● **Provided information**:
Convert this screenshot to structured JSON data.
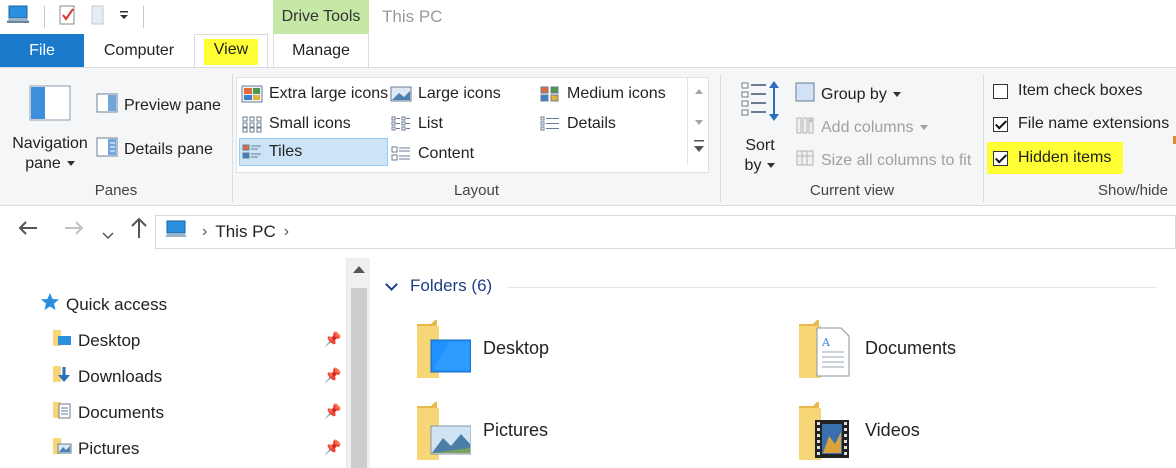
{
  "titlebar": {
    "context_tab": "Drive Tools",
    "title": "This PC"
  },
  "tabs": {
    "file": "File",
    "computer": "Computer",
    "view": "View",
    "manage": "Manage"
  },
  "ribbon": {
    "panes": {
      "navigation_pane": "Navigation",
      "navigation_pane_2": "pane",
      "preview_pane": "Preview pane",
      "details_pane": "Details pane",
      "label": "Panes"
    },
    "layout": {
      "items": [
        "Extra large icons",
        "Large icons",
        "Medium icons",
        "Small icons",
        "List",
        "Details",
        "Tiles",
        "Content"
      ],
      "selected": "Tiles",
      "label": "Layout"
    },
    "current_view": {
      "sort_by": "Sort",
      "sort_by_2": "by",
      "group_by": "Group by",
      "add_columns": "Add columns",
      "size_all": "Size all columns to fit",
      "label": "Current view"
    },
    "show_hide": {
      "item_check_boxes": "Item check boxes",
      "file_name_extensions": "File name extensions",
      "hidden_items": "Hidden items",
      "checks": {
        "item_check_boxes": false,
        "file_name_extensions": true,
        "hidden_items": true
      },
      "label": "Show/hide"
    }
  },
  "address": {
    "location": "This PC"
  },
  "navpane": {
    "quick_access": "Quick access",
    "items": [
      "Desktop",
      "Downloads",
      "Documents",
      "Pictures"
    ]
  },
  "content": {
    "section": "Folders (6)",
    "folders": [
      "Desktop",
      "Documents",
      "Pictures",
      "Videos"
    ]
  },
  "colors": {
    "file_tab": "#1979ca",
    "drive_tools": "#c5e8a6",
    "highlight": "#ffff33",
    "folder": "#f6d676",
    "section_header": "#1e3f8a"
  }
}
==
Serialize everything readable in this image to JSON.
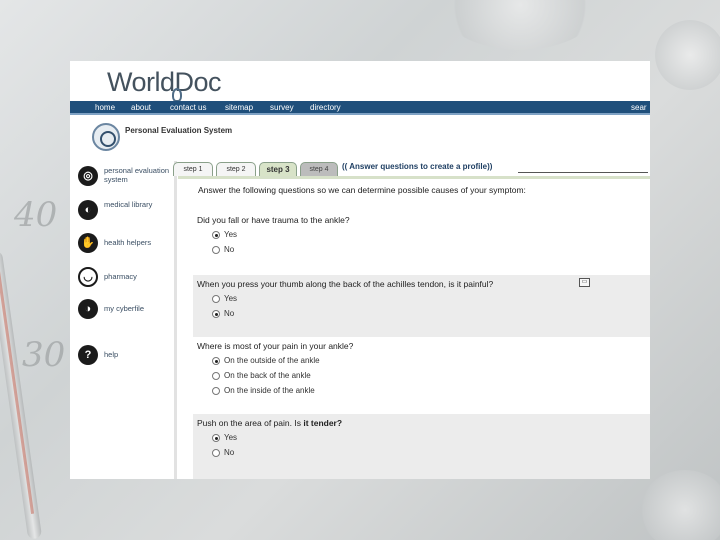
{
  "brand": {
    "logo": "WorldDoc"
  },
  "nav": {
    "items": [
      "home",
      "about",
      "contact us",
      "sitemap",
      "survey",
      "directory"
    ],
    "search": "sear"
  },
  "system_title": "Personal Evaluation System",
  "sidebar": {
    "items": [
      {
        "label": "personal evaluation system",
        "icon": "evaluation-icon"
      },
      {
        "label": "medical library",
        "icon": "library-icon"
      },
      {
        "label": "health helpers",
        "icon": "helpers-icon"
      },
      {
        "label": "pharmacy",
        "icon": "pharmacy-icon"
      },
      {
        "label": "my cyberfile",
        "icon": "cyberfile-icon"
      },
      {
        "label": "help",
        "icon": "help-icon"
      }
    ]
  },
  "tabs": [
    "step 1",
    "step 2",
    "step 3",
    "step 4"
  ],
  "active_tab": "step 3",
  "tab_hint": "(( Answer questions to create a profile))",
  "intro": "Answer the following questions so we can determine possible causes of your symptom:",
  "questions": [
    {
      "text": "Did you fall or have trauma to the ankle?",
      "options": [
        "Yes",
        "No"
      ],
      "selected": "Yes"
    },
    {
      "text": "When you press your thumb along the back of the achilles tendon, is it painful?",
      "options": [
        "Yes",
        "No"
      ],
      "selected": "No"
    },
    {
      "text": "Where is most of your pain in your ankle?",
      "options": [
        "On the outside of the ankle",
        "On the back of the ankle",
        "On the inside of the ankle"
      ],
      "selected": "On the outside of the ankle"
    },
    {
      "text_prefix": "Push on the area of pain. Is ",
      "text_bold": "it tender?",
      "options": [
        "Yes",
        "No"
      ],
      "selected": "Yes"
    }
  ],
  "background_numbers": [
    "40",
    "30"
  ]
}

● **Description of the task**: Identify every line above that includes the word "cyberfile", and show those lines.

● **Solution to this task**:
        "label": "my cyberfile",
        "icon": "cyberfile-icon"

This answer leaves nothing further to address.